Dataset items
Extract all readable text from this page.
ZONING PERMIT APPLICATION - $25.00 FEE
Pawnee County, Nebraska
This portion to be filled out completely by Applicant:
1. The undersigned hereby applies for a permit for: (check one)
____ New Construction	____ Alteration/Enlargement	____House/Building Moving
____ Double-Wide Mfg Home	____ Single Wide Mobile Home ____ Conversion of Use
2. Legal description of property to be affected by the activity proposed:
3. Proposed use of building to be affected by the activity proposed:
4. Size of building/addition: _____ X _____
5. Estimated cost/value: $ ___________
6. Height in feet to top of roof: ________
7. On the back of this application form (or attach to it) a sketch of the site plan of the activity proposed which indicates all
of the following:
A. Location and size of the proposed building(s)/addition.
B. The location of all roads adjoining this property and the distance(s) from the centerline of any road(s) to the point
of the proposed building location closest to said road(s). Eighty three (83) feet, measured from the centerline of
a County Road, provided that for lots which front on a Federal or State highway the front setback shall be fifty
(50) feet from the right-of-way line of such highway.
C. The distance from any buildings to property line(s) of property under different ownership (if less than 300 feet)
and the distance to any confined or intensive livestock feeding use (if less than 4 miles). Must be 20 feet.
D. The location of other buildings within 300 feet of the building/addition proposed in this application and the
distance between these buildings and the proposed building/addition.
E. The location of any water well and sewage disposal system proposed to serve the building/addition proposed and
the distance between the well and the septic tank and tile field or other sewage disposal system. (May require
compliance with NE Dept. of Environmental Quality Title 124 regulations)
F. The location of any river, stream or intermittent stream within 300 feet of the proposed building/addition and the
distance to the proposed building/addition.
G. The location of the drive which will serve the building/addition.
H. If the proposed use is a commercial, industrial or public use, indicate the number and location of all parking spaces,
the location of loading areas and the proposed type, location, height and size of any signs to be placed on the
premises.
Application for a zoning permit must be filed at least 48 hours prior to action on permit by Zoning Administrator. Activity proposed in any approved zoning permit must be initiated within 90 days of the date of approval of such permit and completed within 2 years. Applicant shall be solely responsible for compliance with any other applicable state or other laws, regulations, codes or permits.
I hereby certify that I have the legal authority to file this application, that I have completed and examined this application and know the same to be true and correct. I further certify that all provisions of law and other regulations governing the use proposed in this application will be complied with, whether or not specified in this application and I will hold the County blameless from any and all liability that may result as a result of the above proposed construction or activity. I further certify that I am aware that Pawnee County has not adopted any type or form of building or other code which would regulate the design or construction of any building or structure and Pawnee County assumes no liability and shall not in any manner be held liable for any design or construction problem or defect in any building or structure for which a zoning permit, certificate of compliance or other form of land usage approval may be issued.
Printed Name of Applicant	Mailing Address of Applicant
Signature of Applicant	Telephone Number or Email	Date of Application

Goal ▸
Each line of the material above needs to be quoted exactly, please.

Exercise output ▸
Extract all readable text from this page.
ZONING PERMIT APPLICATION - $25.00 FEE
Pawnee County, Nebraska
This portion to be filled out completely by Applicant:
1. The undersigned hereby applies for a permit for: (check one)
____ New Construction	____ Alteration/Enlargement	____House/Building Moving
____ Double-Wide Mfg Home	____ Single Wide Mobile Home ____ Conversion of Use
2. Legal description of property to be affected by the activity proposed:
3. Proposed use of building to be affected by the activity proposed:
4. Size of building/addition: _____ X _____
5. Estimated cost/value: $ ___________
6. Height in feet to top of roof: ________
7. On the back of this application form (or attach to it) a sketch of the site plan of the activity proposed which indicates all
of the following:
A. Location and size of the proposed building(s)/addition.
B. The location of all roads adjoining this property and the distance(s) from the centerline of any road(s) to the point
of the proposed building location closest to said road(s). Eighty three (83) feet, measured from the centerline of
a County Road, provided that for lots which front on a Federal or State highway the front setback shall be fifty
(50) feet from the right-of-way line of such highway.
C. The distance from any buildings to property line(s) of property under different ownership (if less than 300 feet)
and the distance to any confined or intensive livestock feeding use (if less than 4 miles). Must be 20 feet.
D. The location of other buildings within 300 feet of the building/addition proposed in this application and the
distance between these buildings and the proposed building/addition.
E. The location of any water well and sewage disposal system proposed to serve the building/addition proposed and
the distance between the well and the septic tank and tile field or other sewage disposal system. (May require
compliance with NE Dept. of Environmental Quality Title 124 regulations)
F. The location of any river, stream or intermittent stream within 300 feet of the proposed building/addition and the
distance to the proposed building/addition.
G. The location of the drive which will serve the building/addition.
H. If the proposed use is a commercial, industrial or public use, indicate the number and location of all parking spaces,
the location of loading areas and the proposed type, location, height and size of any signs to be placed on the
premises.
Application for a zoning permit must be filed at least 48 hours prior to action on permit by Zoning Administrator. Activity proposed in any approved zoning permit must be initiated within 90 days of the date of approval of such permit and completed within 2 years. Applicant shall be solely responsible for compliance with any other applicable state or other laws, regulations, codes or permits.
I hereby certify that I have the legal authority to file this application, that I have completed and examined this application and know the same to be true and correct. I further certify that all provisions of law and other regulations governing the use proposed in this application will be complied with, whether or not specified in this application and I will hold the County blameless from any and all liability that may result as a result of the above proposed construction or activity. I further certify that I am aware that Pawnee County has not adopted any type or form of building or other code which would regulate the design or construction of any building or structure and Pawnee County assumes no liability and shall not in any manner be held liable for any design or construction problem or defect in any building or structure for which a zoning permit, certificate of compliance or other form of land usage approval may be issued.
Printed Name of Applicant	Mailing Address of Applicant
Signature of Applicant	Telephone Number or Email	Date of Application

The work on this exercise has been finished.